Exercise. Repeat every entry in the listing below, exactly.

>>>>

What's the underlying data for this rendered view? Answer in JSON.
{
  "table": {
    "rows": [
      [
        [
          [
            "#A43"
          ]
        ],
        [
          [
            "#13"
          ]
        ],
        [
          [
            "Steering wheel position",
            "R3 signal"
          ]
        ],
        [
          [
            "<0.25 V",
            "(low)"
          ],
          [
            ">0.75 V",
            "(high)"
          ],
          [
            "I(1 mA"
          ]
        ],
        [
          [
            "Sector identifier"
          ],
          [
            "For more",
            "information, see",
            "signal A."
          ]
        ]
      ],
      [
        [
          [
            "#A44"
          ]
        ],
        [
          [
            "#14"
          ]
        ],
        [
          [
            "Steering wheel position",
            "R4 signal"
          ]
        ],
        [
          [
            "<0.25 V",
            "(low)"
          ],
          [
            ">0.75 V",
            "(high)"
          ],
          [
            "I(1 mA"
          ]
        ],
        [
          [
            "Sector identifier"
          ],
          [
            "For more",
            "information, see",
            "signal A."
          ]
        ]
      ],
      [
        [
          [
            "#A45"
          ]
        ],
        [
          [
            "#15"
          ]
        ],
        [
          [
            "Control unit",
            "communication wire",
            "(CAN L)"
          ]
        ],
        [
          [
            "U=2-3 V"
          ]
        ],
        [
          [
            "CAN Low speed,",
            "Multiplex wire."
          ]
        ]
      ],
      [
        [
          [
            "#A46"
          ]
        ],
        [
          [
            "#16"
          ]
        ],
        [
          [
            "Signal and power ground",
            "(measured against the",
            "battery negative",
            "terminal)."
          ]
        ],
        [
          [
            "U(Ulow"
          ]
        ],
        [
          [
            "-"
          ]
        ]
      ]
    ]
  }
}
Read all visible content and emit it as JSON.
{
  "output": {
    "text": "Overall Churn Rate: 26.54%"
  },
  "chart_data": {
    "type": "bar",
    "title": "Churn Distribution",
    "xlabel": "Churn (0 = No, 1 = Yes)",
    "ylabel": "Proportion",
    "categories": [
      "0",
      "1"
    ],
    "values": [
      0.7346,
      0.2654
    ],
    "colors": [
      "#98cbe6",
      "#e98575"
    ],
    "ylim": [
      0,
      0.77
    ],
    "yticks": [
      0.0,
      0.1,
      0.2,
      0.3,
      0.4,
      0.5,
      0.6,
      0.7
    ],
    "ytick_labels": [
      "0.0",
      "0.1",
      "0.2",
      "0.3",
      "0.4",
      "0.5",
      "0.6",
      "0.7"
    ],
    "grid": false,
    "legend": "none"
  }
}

<<<<

Result.
What's the underlying data for this rendered view? Answer in JSON.
{
  "table": {
    "rows": [
      [
        [
          [
            "#A43"
          ]
        ],
        [
          [
            "#13"
          ]
        ],
        [
          [
            "Steering wheel position",
            "R3 signal"
          ]
        ],
        [
          [
            "<0.25 V",
            "(low)"
          ],
          [
            ">0.75 V",
            "(high)"
          ],
          [
            "I(1 mA"
          ]
        ],
        [
          [
            "Sector identifier"
          ],
          [
            "For more",
            "information, see",
            "signal A."
          ]
        ]
      ],
      [
        [
          [
            "#A44"
          ]
        ],
        [
          [
            "#14"
          ]
        ],
        [
          [
            "Steering wheel position",
            "R4 signal"
          ]
        ],
        [
          [
            "<0.25 V",
            "(low)"
          ],
          [
            ">0.75 V",
            "(high)"
          ],
          [
            "I(1 mA"
          ]
        ],
        [
          [
            "Sector identifier"
          ],
          [
            "For more",
            "information, see",
            "signal A."
          ]
        ]
      ],
      [
        [
          [
            "#A45"
          ]
        ],
        [
          [
            "#15"
          ]
        ],
        [
          [
            "Control unit",
            "communication wire",
            "(CAN L)"
          ]
        ],
        [
          [
            "U=2-3 V"
          ]
        ],
        [
          [
            "CAN Low speed,",
            "Multiplex wire."
          ]
        ]
      ],
      [
        [
          [
            "#A46"
          ]
        ],
        [
          [
            "#16"
          ]
        ],
        [
          [
            "Signal and power ground",
            "(measured against the",
            "battery negative",
            "terminal)."
          ]
        ],
        [
          [
            "U(Ulow"
          ]
        ],
        [
          [
            "-"
          ]
        ]
      ]
    ]
  }
}
Read all visible content and emit it as JSON.
{
  "output": {
    "text": "Overall Churn Rate: 26.54%"
  },
  "chart_data": {
    "type": "bar",
    "title": "Churn Distribution",
    "xlabel": "Churn (0 = No, 1 = Yes)",
    "ylabel": "Proportion",
    "categories": [
      "0",
      "1"
    ],
    "values": [
      0.7346,
      0.2654
    ],
    "colors": [
      "#98cbe6",
      "#e98575"
    ],
    "ylim": [
      0,
      0.77
    ],
    "yticks": [
      0.0,
      0.1,
      0.2,
      0.3,
      0.4,
      0.5,
      0.6,
      0.7
    ],
    "ytick_labels": [
      "0.0",
      "0.1",
      "0.2",
      "0.3",
      "0.4",
      "0.5",
      "0.6",
      "0.7"
    ],
    "grid": false,
    "legend": "none"
  }
}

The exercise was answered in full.